TASK DESCRIPTION:
Where a line below holds the string "blue", copy that line.
start TASK INPUT
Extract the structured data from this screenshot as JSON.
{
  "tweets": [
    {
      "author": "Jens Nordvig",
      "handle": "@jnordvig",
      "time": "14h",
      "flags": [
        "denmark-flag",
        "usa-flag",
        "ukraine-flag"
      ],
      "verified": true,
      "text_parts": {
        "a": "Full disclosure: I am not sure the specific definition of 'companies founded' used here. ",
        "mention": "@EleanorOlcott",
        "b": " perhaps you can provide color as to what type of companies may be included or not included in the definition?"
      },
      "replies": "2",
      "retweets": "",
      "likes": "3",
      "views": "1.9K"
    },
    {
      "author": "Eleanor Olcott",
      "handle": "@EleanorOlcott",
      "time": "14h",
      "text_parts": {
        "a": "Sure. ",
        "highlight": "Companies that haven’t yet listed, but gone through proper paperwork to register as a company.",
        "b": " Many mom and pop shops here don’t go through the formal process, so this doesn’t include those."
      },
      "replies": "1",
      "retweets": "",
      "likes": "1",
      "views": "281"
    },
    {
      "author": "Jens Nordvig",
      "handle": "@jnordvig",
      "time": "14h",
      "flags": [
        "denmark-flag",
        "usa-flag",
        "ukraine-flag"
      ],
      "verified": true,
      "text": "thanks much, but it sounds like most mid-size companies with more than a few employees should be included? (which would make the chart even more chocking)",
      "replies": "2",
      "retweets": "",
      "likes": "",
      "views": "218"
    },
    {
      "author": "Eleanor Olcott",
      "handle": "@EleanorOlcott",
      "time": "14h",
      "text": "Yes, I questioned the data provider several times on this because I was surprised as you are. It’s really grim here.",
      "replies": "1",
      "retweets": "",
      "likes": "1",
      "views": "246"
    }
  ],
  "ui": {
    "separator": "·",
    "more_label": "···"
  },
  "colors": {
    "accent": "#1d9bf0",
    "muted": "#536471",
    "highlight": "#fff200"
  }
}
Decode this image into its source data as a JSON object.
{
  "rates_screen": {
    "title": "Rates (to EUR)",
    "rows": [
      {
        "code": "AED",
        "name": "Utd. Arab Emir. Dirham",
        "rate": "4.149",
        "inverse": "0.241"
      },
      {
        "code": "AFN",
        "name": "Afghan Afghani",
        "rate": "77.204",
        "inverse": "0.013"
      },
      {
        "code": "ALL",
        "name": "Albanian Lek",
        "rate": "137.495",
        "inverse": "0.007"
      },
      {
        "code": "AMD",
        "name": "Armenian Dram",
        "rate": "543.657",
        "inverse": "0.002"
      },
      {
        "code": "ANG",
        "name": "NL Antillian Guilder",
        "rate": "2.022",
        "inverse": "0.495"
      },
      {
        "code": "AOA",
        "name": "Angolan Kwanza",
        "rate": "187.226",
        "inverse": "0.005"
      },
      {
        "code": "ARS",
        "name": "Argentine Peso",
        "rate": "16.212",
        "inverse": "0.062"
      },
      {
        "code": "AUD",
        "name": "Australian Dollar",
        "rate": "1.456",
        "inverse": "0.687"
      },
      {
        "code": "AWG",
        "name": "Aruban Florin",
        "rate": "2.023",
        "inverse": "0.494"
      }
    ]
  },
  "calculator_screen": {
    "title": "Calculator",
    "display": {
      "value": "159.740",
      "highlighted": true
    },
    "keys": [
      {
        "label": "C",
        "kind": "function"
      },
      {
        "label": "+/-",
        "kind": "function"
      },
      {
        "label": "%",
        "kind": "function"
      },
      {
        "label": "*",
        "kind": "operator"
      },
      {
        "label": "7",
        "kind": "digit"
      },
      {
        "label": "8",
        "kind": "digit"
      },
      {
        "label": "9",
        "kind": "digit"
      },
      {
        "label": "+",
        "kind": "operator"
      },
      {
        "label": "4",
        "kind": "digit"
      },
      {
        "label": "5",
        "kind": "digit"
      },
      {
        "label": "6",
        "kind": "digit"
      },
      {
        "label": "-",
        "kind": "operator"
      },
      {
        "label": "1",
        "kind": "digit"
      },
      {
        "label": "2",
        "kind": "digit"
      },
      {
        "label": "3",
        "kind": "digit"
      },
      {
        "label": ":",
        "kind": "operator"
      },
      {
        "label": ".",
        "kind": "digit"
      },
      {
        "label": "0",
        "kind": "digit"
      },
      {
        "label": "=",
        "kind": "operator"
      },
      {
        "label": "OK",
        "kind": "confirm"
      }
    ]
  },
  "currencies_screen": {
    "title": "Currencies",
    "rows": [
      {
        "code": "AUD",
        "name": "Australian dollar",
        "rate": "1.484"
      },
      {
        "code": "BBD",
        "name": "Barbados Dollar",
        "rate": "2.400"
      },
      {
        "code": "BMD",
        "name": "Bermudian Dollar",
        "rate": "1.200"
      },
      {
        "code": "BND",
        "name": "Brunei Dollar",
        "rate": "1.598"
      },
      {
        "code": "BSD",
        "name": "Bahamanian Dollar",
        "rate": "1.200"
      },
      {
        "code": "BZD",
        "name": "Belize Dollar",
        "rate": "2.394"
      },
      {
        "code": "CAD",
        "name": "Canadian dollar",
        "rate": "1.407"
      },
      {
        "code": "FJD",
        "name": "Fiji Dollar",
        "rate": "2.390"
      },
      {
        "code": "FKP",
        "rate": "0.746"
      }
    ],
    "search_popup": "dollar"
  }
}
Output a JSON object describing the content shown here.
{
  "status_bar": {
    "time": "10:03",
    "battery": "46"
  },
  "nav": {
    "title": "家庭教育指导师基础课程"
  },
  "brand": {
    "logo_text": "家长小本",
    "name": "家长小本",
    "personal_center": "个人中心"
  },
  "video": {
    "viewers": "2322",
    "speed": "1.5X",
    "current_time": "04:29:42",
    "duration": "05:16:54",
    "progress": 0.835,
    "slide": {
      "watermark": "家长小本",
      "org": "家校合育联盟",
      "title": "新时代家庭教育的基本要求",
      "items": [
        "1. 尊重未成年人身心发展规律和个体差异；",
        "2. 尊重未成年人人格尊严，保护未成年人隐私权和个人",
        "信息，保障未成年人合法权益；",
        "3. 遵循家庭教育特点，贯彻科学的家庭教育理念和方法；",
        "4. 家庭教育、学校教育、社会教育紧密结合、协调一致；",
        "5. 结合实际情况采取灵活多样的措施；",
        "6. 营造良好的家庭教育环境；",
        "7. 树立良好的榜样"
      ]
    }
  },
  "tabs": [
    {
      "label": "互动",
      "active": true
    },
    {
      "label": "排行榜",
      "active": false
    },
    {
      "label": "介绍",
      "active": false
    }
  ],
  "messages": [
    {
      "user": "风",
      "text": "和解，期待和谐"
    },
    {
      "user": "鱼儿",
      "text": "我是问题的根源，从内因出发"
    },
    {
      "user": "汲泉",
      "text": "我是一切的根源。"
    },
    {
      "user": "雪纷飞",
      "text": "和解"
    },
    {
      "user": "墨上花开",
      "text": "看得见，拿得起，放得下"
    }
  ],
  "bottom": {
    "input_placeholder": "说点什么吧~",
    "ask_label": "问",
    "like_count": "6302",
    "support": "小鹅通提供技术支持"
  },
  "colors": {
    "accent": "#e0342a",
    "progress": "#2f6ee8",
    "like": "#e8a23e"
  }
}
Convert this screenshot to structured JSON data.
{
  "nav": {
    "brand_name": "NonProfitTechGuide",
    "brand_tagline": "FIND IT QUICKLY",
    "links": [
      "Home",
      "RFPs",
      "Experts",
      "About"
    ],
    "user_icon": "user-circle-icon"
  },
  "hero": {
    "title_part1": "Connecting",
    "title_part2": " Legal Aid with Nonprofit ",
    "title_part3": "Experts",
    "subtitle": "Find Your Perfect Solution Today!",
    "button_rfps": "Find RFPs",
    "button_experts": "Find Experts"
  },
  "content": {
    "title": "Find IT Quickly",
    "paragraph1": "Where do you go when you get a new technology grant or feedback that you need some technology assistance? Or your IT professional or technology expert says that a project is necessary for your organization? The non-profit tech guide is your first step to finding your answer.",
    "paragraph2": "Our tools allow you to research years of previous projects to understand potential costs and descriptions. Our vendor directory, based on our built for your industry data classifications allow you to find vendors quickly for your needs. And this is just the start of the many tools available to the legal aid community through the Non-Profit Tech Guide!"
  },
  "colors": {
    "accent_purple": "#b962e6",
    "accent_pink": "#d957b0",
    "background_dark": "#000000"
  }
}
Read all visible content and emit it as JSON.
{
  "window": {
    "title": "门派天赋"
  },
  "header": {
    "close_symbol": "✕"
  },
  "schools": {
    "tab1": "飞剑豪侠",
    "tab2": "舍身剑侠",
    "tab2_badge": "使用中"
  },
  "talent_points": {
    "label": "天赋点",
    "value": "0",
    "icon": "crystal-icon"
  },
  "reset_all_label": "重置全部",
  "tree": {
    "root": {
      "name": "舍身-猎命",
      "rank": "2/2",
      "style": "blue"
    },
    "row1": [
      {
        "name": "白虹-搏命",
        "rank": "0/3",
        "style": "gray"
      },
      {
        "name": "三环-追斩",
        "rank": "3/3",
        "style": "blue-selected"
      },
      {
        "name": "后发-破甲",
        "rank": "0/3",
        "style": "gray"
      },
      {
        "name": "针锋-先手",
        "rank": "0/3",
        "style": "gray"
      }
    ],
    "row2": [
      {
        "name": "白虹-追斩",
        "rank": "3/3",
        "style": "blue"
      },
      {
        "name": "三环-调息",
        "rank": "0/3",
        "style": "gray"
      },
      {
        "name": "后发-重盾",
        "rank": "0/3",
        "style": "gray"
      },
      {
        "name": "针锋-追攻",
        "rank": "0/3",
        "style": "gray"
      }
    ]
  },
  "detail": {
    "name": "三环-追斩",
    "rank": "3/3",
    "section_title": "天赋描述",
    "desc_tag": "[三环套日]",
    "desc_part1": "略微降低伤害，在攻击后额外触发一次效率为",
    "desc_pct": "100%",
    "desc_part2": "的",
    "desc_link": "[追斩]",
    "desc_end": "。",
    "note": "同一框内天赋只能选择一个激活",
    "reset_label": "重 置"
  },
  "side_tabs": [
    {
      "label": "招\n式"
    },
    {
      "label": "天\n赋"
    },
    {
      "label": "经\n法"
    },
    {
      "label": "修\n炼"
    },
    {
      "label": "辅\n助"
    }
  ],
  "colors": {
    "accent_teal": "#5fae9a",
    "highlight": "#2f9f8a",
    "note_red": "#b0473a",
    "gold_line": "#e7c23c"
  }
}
end TASK INPUT
RESPONSE TO THIS EXERCISE:
      "style": "blue"
        "style": "blue-selected"
        "style": "blue"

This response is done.